» Written exercise: Every line of the material is to be quoted verbatim, minus the pictures.

» Dataset records:
##########

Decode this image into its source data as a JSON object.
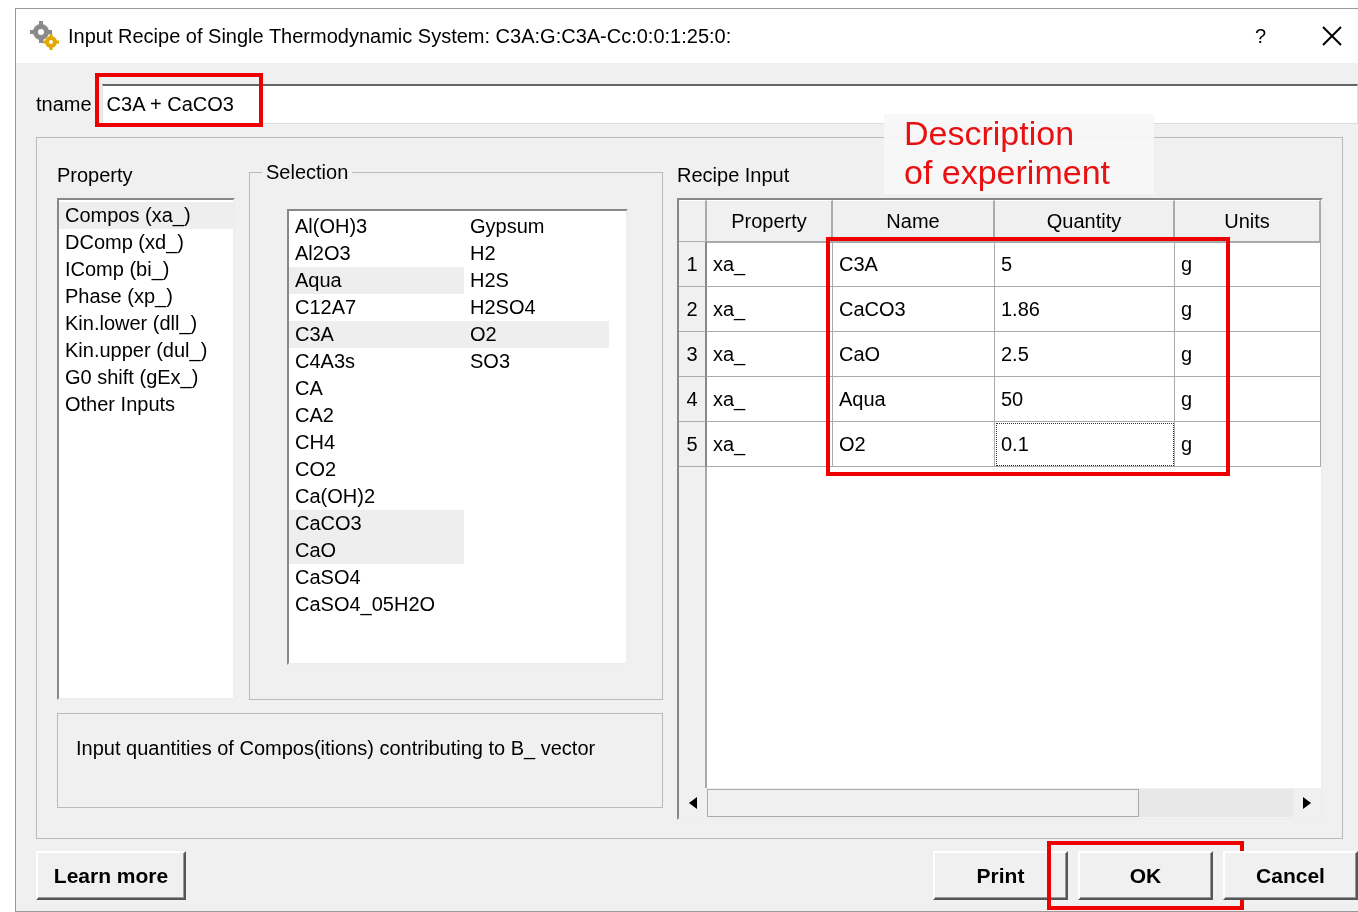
{
  "window": {
    "title": "Input Recipe of Single Thermodynamic System: C3A:G:C3A-Cc:0:0:1:25:0:",
    "help": "?"
  },
  "tname": {
    "label": "tname",
    "value": "C3A + CaCO3",
    "highlighted": true
  },
  "property": {
    "label": "Property",
    "items": [
      {
        "label": "Compos (xa_)",
        "selected": true
      },
      {
        "label": "DComp (xd_)",
        "selected": false
      },
      {
        "label": "IComp (bi_)",
        "selected": false
      },
      {
        "label": "Phase (xp_)",
        "selected": false
      },
      {
        "label": "Kin.lower (dll_)",
        "selected": false
      },
      {
        "label": "Kin.upper (dul_)",
        "selected": false
      },
      {
        "label": "G0 shift (gEx_)",
        "selected": false
      },
      {
        "label": "Other Inputs",
        "selected": false
      }
    ]
  },
  "selection": {
    "label": "Selection",
    "items": [
      {
        "label": "Al(OH)3",
        "selected": false
      },
      {
        "label": "Al2O3",
        "selected": false
      },
      {
        "label": "Aqua",
        "selected": true
      },
      {
        "label": "C12A7",
        "selected": false
      },
      {
        "label": "C3A",
        "selected": true
      },
      {
        "label": "C4A3s",
        "selected": false
      },
      {
        "label": "CA",
        "selected": false
      },
      {
        "label": "CA2",
        "selected": false
      },
      {
        "label": "CH4",
        "selected": false
      },
      {
        "label": "CO2",
        "selected": false
      },
      {
        "label": "Ca(OH)2",
        "selected": false
      },
      {
        "label": "CaCO3",
        "selected": true
      },
      {
        "label": "CaO",
        "selected": true
      },
      {
        "label": "CaSO4",
        "selected": false
      },
      {
        "label": "CaSO4_05H2O",
        "selected": false
      },
      {
        "label": "Gypsum",
        "selected": false
      },
      {
        "label": "H2",
        "selected": false
      },
      {
        "label": "H2S",
        "selected": false
      },
      {
        "label": "H2SO4",
        "selected": false
      },
      {
        "label": "O2",
        "selected": true
      },
      {
        "label": "SO3",
        "selected": false
      }
    ]
  },
  "info": "Input quantities of Compos(itions) contributing to B_ vector",
  "recipe": {
    "label": "Recipe Input",
    "highlighted": true,
    "columns": [
      {
        "label": "Property"
      },
      {
        "label": "Name"
      },
      {
        "label": "Quantity"
      },
      {
        "label": "Units"
      }
    ],
    "rows": [
      {
        "number": "1",
        "property": "xa_",
        "name": "C3A",
        "quantity": "5",
        "units": "g",
        "focused": false
      },
      {
        "number": "2",
        "property": "xa_",
        "name": "CaCO3",
        "quantity": "1.86",
        "units": "g",
        "focused": false
      },
      {
        "number": "3",
        "property": "xa_",
        "name": "CaO",
        "quantity": "2.5",
        "units": "g",
        "focused": false
      },
      {
        "number": "4",
        "property": "xa_",
        "name": "Aqua",
        "quantity": "50",
        "units": "g",
        "focused": false
      },
      {
        "number": "5",
        "property": "xa_",
        "name": "O2",
        "quantity": "0.1",
        "units": "g",
        "focused": true
      }
    ]
  },
  "buttons": [
    {
      "label": "Learn more",
      "highlighted": false
    },
    {
      "label": "Print",
      "highlighted": false
    },
    {
      "label": "OK",
      "highlighted": true
    },
    {
      "label": "Cancel",
      "highlighted": false
    }
  ],
  "annotation": "Description\nof experiment"
}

##########

» Solution to this exercise:
Decode this image into its source data as a JSON object.
{
  "window": {
    "title": "Input Recipe of Single Thermodynamic System: C3A:G:C3A-Cc:0:0:1:25:0:",
    "help": "?"
  },
  "tname": {
    "label": "tname",
    "value": "C3A + CaCO3",
    "highlighted": true
  },
  "property": {
    "label": "Property",
    "items": [
      {
        "label": "Compos (xa_)",
        "selected": true
      },
      {
        "label": "DComp (xd_)",
        "selected": false
      },
      {
        "label": "IComp (bi_)",
        "selected": false
      },
      {
        "label": "Phase (xp_)",
        "selected": false
      },
      {
        "label": "Kin.lower (dll_)",
        "selected": false
      },
      {
        "label": "Kin.upper (dul_)",
        "selected": false
      },
      {
        "label": "G0 shift (gEx_)",
        "selected": false
      },
      {
        "label": "Other Inputs",
        "selected": false
      }
    ]
  },
  "selection": {
    "label": "Selection",
    "items": [
      {
        "label": "Al(OH)3",
        "selected": false
      },
      {
        "label": "Al2O3",
        "selected": false
      },
      {
        "label": "Aqua",
        "selected": true
      },
      {
        "label": "C12A7",
        "selected": false
      },
      {
        "label": "C3A",
        "selected": true
      },
      {
        "label": "C4A3s",
        "selected": false
      },
      {
        "label": "CA",
        "selected": false
      },
      {
        "label": "CA2",
        "selected": false
      },
      {
        "label": "CH4",
        "selected": false
      },
      {
        "label": "CO2",
        "selected": false
      },
      {
        "label": "Ca(OH)2",
        "selected": false
      },
      {
        "label": "CaCO3",
        "selected": true
      },
      {
        "label": "CaO",
        "selected": true
      },
      {
        "label": "CaSO4",
        "selected": false
      },
      {
        "label": "CaSO4_05H2O",
        "selected": false
      },
      {
        "label": "Gypsum",
        "selected": false
      },
      {
        "label": "H2",
        "selected": false
      },
      {
        "label": "H2S",
        "selected": false
      },
      {
        "label": "H2SO4",
        "selected": false
      },
      {
        "label": "O2",
        "selected": true
      },
      {
        "label": "SO3",
        "selected": false
      }
    ]
  },
  "info": "Input quantities of Compos(itions) contributing to B_ vector",
  "recipe": {
    "label": "Recipe Input",
    "highlighted": true,
    "columns": [
      {
        "label": "Property"
      },
      {
        "label": "Name"
      },
      {
        "label": "Quantity"
      },
      {
        "label": "Units"
      }
    ],
    "rows": [
      {
        "number": "1",
        "property": "xa_",
        "name": "C3A",
        "quantity": "5",
        "units": "g",
        "focused": false
      },
      {
        "number": "2",
        "property": "xa_",
        "name": "CaCO3",
        "quantity": "1.86",
        "units": "g",
        "focused": false
      },
      {
        "number": "3",
        "property": "xa_",
        "name": "CaO",
        "quantity": "2.5",
        "units": "g",
        "focused": false
      },
      {
        "number": "4",
        "property": "xa_",
        "name": "Aqua",
        "quantity": "50",
        "units": "g",
        "focused": false
      },
      {
        "number": "5",
        "property": "xa_",
        "name": "O2",
        "quantity": "0.1",
        "units": "g",
        "focused": true
      }
    ]
  },
  "buttons": [
    {
      "label": "Learn more",
      "highlighted": false
    },
    {
      "label": "Print",
      "highlighted": false
    },
    {
      "label": "OK",
      "highlighted": true
    },
    {
      "label": "Cancel",
      "highlighted": false
    }
  ],
  "annotation": "Description\nof experiment"
}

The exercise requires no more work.